The biggest problem the assembled titans of commerce and politics (plus some actors) sought to address, however, was the fourth industrial revolution, or Industry 4.0 as it was first described. Encompassing such things as machine-to-machine communications, big data and the internet of things, it is a hot subject that we have covered extensively in Investors Chronicle. The concern is that the disruptive influence of these technologies will rent asunder old world business models and create mass unemployment as robots displace jobs to optimise cost management in smart factories.

As it happens I’ve recently been studying the first industrial revolution as part of a Masters degree in the history of science and technology – and one thing being drummed into us is to be very suspicious of anything that comes with the label ‘revolution’. Britain’s industrial revolution wasn’t described as such until well into the nineteenth century, firstly by envious neighbours in France and then by early socialist reformers at home passing judgement on the effect of industrialisation on the living standards of the new urban working classes. In fact, the application of industrial machinery was not uniform, took a long time, and didn’t result in the above average economic growth we often assume accompanied the industrial revolution.

The digital revolution, the third industrial paradigm shift we have experienced, has also transformed the way we work, but again the economic benefits are elusive; productivity and economic growth are both stagnating. Magazines like ourselves were predicted to have disappeared from the face of the earth by now; that we are still around shows that very often the new complements rather than crushes the old, and that the physical world is still very much with us.

History suggests, then, that the development of the fourth industrial revolution will prove similarly iterative – far more prosaic than the “exponential” change some, like WEF founder Klaus Schwab, are predicting. That means investors assessing the opportunities that Industry 4.0 will bring should keep calm heads. New technologies can prompt far reaching social and economic change, but along the way they also create as many financial losers as winners, as Britain’s railway mania of the 1840s or the dot com boom remind us.

## Problem set
[a] Decide whether each statement below agrees with the Industry 4.0 passage, answering yes or no and quoting the words of the passage that decide it. (i) Britain's industrial revolution was given that name while it was happening. (ii) During the digital revolution, productivity and economic growth have both stalled. (iii) The passage expects the fourth industrial revolution to bring exponential change.
[b] Return the Industry 4.0 passage word for word from "The biggest problem" up to and including "in smart factories.".

## Data provided
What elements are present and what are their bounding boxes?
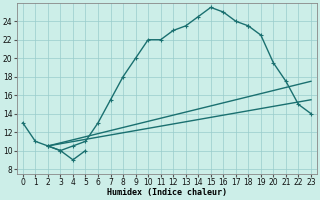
X-axis label: Humidex (Indice chaleur): Humidex (Indice chaleur) — [107, 188, 227, 197]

## Answers to the exercise
[a]
(i) No: "Britain’s industrial revolution wasn’t described as such until well into the nineteenth century"
(ii) Yes: "productivity and economic growth are both stagnating"
(iii) No: "far more prosaic than the “exponential” change some, like WEF founder Klaus Schwab, are predicting"

[b]
The biggest problem the assembled titans of commerce and politics (plus some actors) sought to address, however, was the fourth industrial revolution, or Industry 4.0 as it was first described. Encompassing such things as machine-to-machine communications, big data and the internet of things, it is a hot subject that we have covered extensively in Investors Chronicle. The concern is that the disruptive influence of these technologies will rent asunder old world business models and create mass unemployment as robots displace jobs to optimise cost management in smart factories.